------ Records for the task ------

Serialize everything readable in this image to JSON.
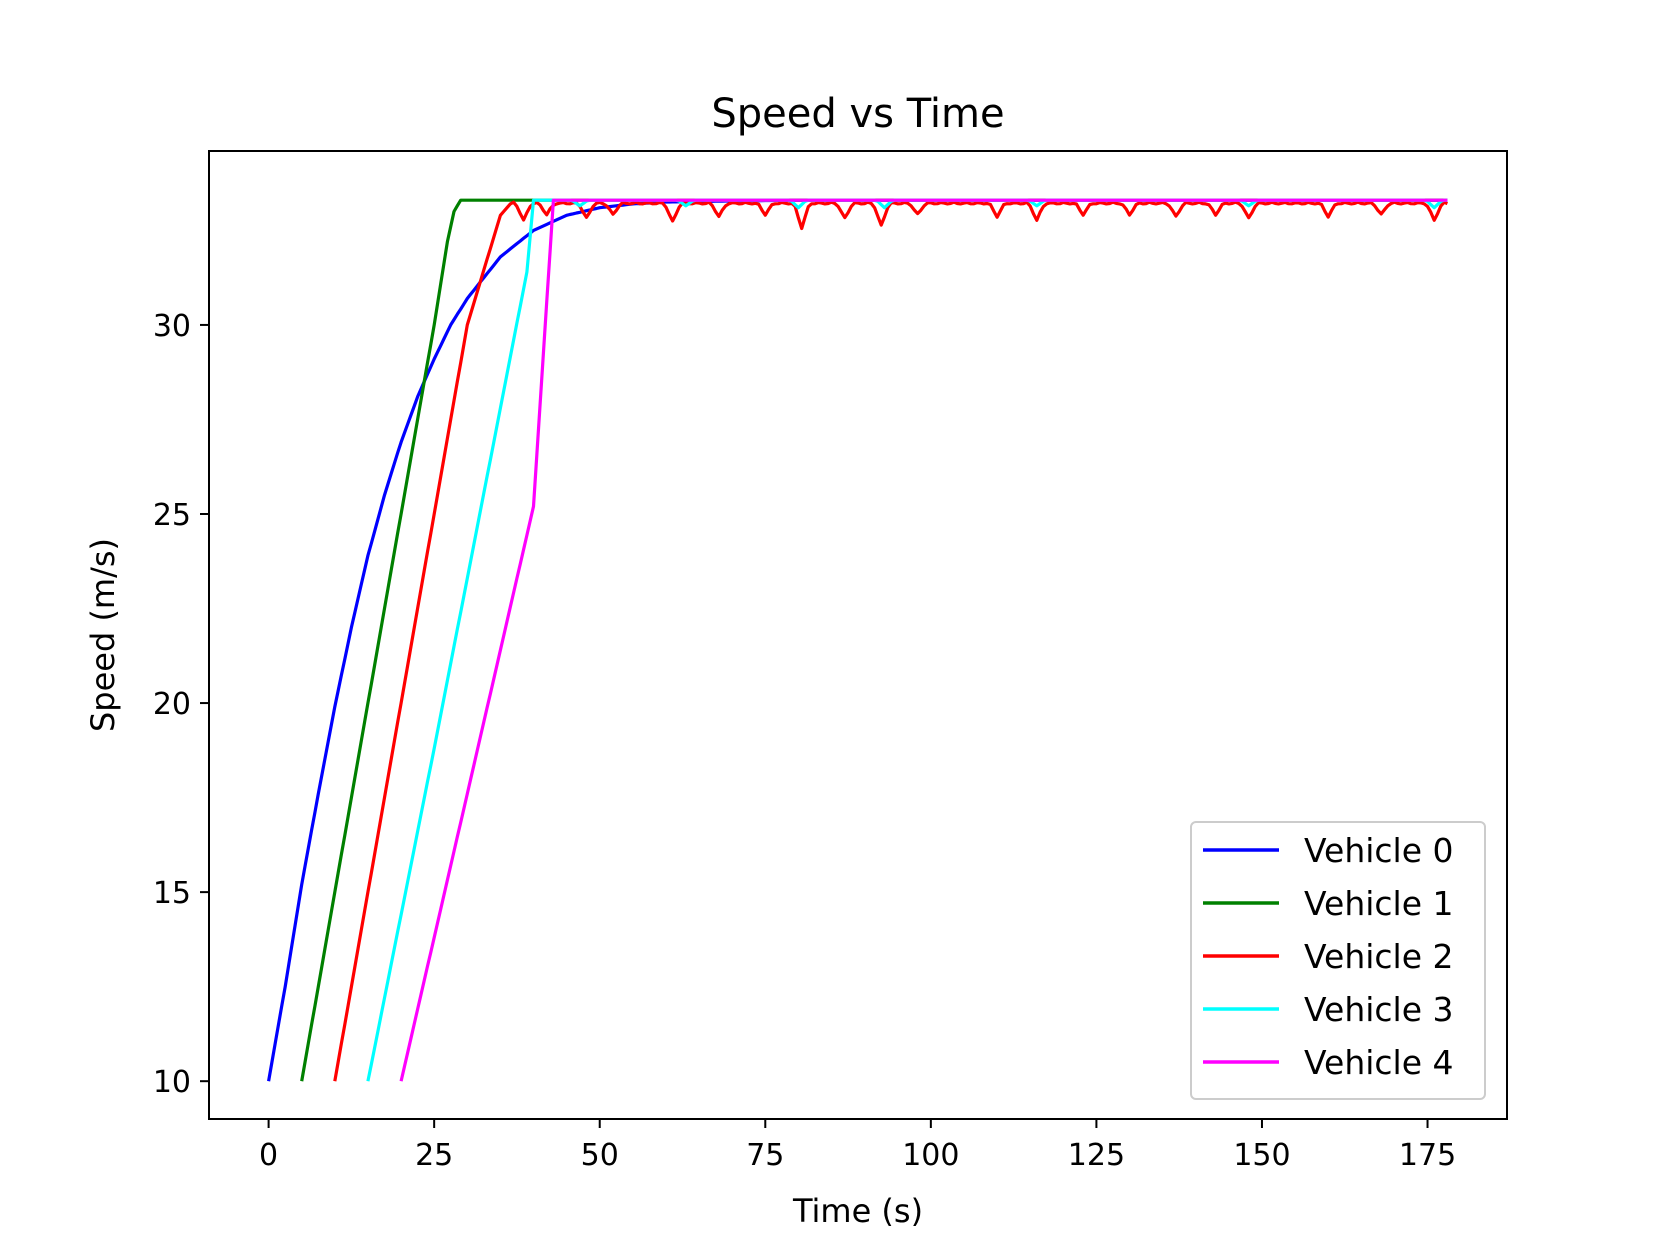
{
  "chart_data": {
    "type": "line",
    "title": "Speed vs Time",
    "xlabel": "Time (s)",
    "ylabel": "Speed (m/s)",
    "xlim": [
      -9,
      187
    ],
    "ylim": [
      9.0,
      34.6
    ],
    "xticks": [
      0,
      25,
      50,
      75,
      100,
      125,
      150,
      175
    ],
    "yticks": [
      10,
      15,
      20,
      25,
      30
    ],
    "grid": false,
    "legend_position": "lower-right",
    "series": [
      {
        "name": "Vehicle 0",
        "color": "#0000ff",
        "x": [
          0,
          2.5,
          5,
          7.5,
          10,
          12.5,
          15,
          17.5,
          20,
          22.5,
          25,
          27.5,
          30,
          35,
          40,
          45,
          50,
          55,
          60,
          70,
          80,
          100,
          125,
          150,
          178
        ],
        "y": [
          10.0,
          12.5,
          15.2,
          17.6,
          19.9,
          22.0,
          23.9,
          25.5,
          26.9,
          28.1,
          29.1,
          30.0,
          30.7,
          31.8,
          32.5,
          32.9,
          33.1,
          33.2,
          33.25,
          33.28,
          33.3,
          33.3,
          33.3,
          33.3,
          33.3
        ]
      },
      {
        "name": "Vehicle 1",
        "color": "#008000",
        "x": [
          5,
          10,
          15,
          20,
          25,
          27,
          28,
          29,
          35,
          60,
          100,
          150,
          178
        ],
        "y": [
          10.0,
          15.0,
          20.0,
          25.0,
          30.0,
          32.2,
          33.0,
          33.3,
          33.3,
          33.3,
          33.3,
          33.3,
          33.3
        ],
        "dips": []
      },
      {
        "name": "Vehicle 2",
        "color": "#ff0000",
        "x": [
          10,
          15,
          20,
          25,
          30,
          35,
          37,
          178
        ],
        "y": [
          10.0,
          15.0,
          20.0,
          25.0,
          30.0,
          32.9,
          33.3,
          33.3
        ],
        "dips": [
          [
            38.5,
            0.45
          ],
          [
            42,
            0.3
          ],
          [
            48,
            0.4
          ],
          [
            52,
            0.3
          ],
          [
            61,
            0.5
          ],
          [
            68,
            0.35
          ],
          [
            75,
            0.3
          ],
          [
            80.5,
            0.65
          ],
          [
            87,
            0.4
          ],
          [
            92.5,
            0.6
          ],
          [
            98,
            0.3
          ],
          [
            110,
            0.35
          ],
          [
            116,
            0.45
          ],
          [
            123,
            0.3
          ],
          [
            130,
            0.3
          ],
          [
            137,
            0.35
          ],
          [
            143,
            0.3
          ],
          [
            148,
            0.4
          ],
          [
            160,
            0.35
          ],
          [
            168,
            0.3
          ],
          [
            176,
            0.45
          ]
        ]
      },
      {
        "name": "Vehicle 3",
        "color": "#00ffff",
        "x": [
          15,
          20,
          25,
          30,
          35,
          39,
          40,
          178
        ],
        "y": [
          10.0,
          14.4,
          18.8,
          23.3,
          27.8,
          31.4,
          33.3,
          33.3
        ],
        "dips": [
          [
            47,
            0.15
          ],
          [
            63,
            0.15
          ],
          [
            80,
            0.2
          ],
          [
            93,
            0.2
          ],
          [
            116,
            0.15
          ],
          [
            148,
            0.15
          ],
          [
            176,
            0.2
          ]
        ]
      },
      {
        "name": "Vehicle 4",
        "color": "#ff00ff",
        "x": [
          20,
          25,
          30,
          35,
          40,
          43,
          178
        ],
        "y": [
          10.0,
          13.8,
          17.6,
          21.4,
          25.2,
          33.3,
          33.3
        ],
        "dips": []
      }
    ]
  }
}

------
------ Records for the task ------

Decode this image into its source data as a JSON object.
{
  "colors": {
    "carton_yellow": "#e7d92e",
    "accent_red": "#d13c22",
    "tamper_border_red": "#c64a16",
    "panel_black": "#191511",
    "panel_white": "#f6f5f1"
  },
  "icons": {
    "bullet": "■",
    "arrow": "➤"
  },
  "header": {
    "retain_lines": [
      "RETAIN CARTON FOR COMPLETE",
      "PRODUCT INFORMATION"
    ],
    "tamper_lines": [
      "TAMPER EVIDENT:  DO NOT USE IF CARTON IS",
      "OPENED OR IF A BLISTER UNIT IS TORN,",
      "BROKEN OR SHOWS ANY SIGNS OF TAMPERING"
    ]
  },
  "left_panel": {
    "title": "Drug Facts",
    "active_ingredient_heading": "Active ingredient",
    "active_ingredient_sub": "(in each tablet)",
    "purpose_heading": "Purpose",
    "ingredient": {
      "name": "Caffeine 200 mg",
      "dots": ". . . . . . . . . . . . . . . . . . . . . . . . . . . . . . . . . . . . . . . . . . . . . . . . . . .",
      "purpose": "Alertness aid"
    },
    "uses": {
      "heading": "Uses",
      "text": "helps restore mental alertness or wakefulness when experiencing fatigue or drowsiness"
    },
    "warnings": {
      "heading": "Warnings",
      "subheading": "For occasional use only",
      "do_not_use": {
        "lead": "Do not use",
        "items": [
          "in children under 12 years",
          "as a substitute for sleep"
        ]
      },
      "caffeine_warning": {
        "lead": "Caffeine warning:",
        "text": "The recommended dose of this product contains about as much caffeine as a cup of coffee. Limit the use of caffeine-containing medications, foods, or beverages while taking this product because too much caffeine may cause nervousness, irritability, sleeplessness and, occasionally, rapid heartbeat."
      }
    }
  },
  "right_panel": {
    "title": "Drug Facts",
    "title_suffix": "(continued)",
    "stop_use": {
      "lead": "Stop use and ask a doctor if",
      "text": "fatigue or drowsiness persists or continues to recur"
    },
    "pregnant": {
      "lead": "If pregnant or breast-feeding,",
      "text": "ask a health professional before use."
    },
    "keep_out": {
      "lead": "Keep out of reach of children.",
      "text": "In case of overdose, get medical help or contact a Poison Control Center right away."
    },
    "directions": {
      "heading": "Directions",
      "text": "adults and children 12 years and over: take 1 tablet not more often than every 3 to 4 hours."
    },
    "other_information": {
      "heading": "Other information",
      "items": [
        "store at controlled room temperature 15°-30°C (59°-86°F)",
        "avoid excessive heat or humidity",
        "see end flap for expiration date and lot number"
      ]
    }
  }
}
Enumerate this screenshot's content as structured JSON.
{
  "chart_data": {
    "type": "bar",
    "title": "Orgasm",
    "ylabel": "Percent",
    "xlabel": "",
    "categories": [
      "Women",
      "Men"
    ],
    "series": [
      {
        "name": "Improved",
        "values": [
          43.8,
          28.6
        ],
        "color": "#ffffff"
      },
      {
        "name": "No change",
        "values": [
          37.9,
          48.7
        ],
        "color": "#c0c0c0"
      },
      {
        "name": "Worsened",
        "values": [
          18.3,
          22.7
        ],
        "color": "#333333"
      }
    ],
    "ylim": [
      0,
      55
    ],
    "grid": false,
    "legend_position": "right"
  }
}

------
------ Records for the task ------

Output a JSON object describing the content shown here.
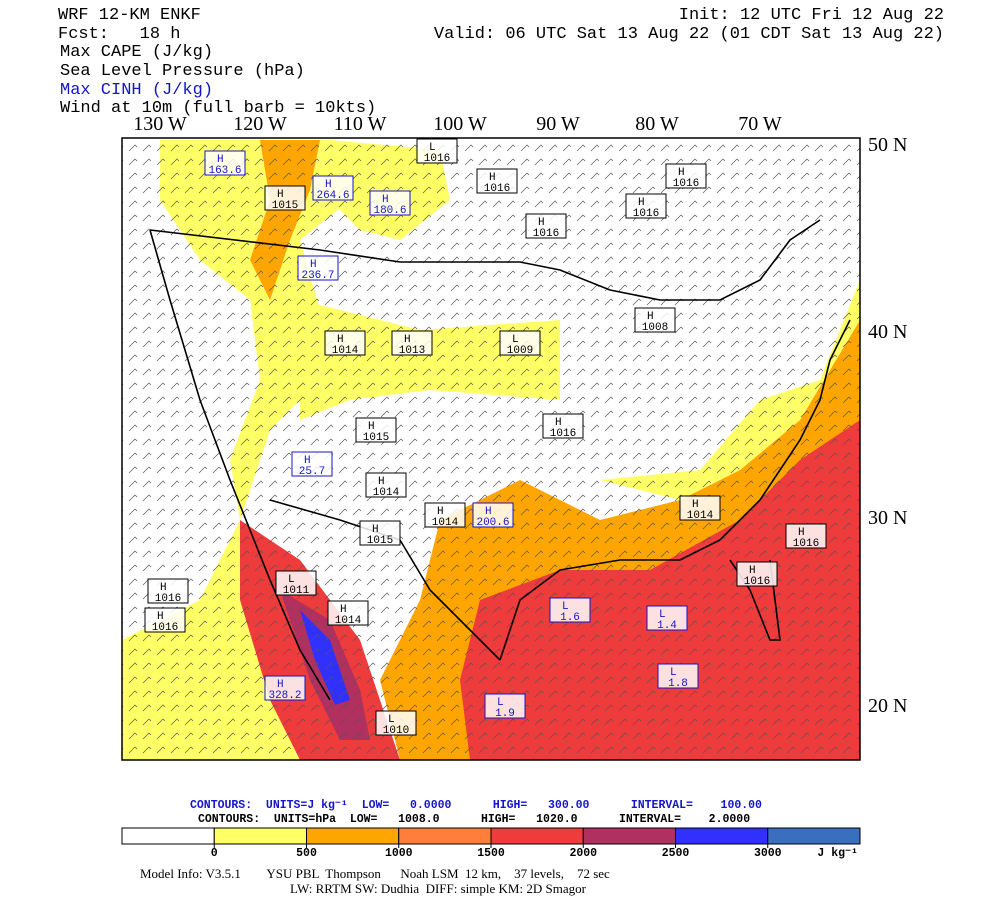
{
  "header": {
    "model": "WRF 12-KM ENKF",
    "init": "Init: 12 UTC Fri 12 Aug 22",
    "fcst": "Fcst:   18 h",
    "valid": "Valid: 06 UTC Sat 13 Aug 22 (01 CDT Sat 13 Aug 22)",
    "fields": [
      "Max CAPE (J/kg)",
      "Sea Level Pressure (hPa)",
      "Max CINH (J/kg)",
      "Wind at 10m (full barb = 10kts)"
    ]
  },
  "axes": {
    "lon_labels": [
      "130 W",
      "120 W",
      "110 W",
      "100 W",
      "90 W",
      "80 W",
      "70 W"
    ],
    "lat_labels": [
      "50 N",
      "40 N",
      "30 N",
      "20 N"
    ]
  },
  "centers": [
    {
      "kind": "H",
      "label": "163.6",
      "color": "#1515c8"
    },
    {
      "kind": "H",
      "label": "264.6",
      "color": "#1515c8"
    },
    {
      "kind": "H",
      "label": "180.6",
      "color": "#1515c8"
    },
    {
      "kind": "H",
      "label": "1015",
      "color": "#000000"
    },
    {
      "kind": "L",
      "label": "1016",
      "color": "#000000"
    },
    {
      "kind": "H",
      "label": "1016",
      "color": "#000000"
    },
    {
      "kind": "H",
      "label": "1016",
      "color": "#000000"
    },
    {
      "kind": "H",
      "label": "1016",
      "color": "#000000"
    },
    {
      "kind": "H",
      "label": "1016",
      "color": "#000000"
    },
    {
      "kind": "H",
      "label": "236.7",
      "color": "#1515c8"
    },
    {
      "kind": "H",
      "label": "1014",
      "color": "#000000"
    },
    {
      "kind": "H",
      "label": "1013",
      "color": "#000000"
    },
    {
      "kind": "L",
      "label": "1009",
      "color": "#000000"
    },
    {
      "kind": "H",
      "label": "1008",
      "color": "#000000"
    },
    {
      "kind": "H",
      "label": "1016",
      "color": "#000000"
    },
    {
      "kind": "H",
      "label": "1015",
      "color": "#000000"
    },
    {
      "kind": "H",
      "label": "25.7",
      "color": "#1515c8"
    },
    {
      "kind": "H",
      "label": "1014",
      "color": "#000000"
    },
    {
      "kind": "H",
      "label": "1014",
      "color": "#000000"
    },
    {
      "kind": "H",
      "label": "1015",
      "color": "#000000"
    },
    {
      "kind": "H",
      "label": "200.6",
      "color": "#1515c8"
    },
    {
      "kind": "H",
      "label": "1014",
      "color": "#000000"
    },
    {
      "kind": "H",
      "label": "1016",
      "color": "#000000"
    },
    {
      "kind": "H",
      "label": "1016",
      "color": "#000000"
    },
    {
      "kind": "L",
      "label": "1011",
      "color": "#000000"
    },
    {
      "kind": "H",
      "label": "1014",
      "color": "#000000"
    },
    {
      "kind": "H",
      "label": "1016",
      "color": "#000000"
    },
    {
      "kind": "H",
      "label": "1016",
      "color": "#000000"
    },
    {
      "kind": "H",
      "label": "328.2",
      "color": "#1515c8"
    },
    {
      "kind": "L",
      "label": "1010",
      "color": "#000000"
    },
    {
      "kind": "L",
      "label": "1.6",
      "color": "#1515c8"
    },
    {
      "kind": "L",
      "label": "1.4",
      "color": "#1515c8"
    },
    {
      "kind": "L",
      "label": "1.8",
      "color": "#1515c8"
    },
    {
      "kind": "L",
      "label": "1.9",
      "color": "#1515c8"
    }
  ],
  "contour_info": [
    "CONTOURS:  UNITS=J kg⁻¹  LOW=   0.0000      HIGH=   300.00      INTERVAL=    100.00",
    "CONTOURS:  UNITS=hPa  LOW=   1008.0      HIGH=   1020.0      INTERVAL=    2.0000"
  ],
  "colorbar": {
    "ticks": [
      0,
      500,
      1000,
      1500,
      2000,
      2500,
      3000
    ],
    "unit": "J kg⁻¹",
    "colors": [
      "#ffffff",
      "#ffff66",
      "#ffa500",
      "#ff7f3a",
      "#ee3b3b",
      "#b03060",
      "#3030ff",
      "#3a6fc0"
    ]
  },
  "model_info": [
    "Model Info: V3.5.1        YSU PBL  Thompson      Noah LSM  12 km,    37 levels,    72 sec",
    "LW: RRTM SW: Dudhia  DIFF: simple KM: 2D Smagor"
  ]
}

------

*Your goal*: Looking at the records above, work out how many lines include the word "UNITS", then give that number by itself.

*Finished answer*: 2